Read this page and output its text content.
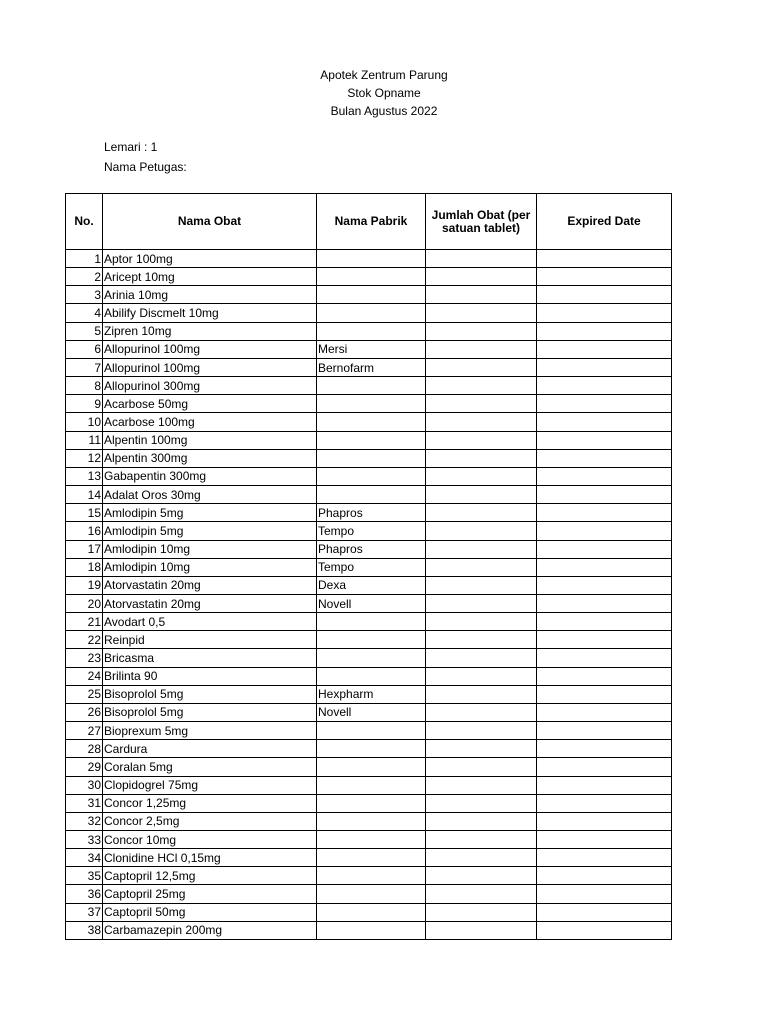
Apotek Zentrum Parung
Stok Opname
Bulan Agustus 2022
Lemari : 1
Nama Petugas:
No.	Nama Obat	Nama Pabrik	Jumlah Obat (per satuan tablet)	Expired Date
1	Aptor 100mg			
2	Aricept 10mg			
3	Arinia 10mg			
4	Abilify Discmelt 10mg			
5	Zipren 10mg			
6	Allopurinol 100mg	Mersi		
7	Allopurinol 100mg	Bernofarm		
8	Allopurinol 300mg			
9	Acarbose 50mg			
10	Acarbose 100mg			
11	Alpentin 100mg			
12	Alpentin 300mg			
13	Gabapentin 300mg			
14	Adalat Oros 30mg			
15	Amlodipin 5mg	Phapros		
16	Amlodipin 5mg	Tempo		
17	Amlodipin 10mg	Phapros		
18	Amlodipin 10mg	Tempo		
19	Atorvastatin 20mg	Dexa		
20	Atorvastatin 20mg	Novell		
21	Avodart 0,5			
22	Reinpid			
23	Bricasma			
24	Brilinta 90			
25	Bisoprolol 5mg	Hexpharm		
26	Bisoprolol 5mg	Novell		
27	Bioprexum 5mg			
28	Cardura			
29	Coralan 5mg			
30	Clopidogrel 75mg			
31	Concor 1,25mg			
32	Concor 2,5mg			
33	Concor 10mg			
34	Clonidine HCl 0,15mg			
35	Captopril 12,5mg			
36	Captopril 25mg			
37	Captopril 50mg			
38	Carbamazepin 200mg			
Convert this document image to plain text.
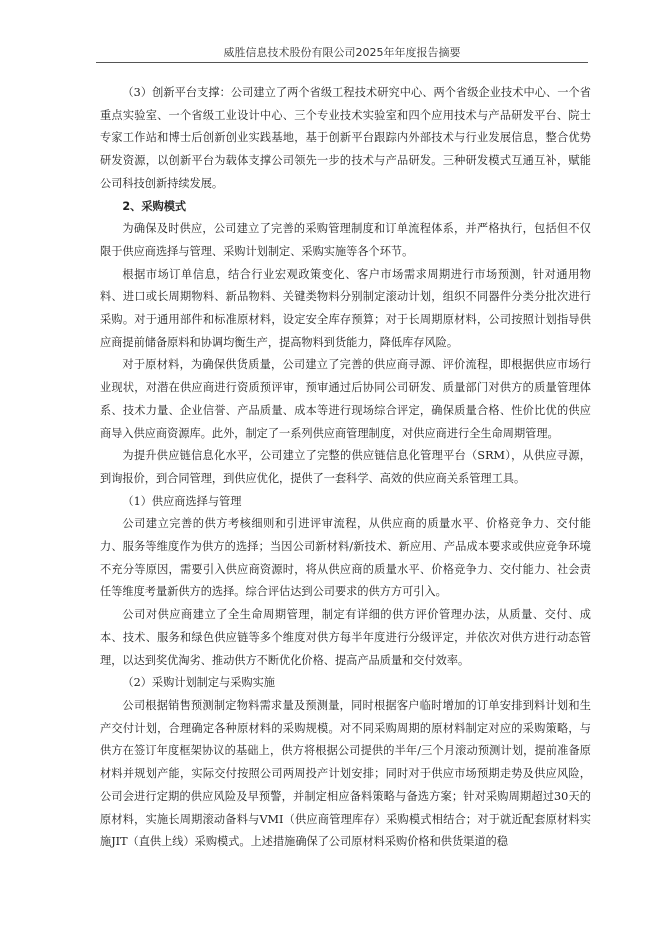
威胜信息技术股份有限公司2025年年度报告摘要

（3）创新平台支撑：公司建立了两个省级工程技术研究中心、两个省级企业技术中心、一个省重点实验室、一个省级工业设计中心、三个专业技术实验室和四个应用技术与产品研发平台、院士专家工作站和博士后创新创业实践基地，基于创新平台跟踪内外部技术与行业发展信息，整合优势研发资源，以创新平台为载体支撑公司领先一步的技术与产品研发。三种研发模式互通互补，赋能公司科技创新持续发展。

2、采购模式

为确保及时供应，公司建立了完善的采购管理制度和订单流程体系，并严格执行，包括但不仅限于供应商选择与管理、采购计划制定、采购实施等各个环节。

根据市场订单信息，结合行业宏观政策变化、客户市场需求周期进行市场预测，针对通用物料、进口或长周期物料、新品物料、关键类物料分别制定滚动计划，组织不同器件分类分批次进行采购。对于通用部件和标准原材料，设定安全库存预算；对于长周期原材料，公司按照计划指导供应商提前储备原料和协调均衡生产，提高物料到货能力，降低库存风险。

对于原材料，为确保供货质量，公司建立了完善的供应商寻源、评价流程，即根据供应市场行业现状，对潜在供应商进行资质预评审，预审通过后协同公司研发、质量部门对供方的质量管理体系、技术力量、企业信誉、产品质量、成本等进行现场综合评定，确保质量合格、性价比优的供应商导入供应商资源库。此外，制定了一系列供应商管理制度，对供应商进行全生命周期管理。

为提升供应链信息化水平，公司建立了完整的供应链信息化管理平台（SRM），从供应寻源，到询报价，到合同管理，到供应优化，提供了一套科学、高效的供应商关系管理工具。

（1）供应商选择与管理

公司建立完善的供方考核细则和引进评审流程，从供应商的质量水平、价格竞争力、交付能力、服务等维度作为供方的选择；当因公司新材料/新技术、新应用、产品成本要求或供应竞争环境不充分等原因，需要引入供应商资源时，将从供应商的质量水平、价格竞争力、交付能力、社会责任等维度考量新供方的选择。综合评估达到公司要求的供方方可引入。

公司对供应商建立了全生命周期管理，制定有详细的供方评价管理办法，从质量、交付、成本、技术、服务和绿色供应链等多个维度对供方每半年度进行分级评定，并依次对供方进行动态管理，以达到奖优淘劣、推动供方不断优化价格、提高产品质量和交付效率。

（2）采购计划制定与采购实施

公司根据销售预测制定物料需求量及预测量，同时根据客户临时增加的订单安排到料计划和生产交付计划，合理确定各种原材料的采购规模。对不同采购周期的原材料制定对应的采购策略，与供方在签订年度框架协议的基础上，供方将根据公司提供的半年/三个月滚动预测计划，提前准备原材料并规划产能，实际交付按照公司两周投产计划安排；同时对于供应市场预期走势及供应风险，公司会进行定期的供应风险及早预警，并制定相应备料策略与备选方案；针对采购周期超过30天的原材料，实施长周期滚动备料与VMI（供应商管理库存）采购模式相结合；对于就近配套原材料实施JIT（直供上线）采购模式。上述措施确保了公司原材料采购价格和供货渠道的稳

◆ **YOUR INSTRUCTIONS**: Write out every line of the preceding listing that contains "this".

◆ **FULL SOLUTION**:
Read this page and output its text content.
Convert this document image to plain text.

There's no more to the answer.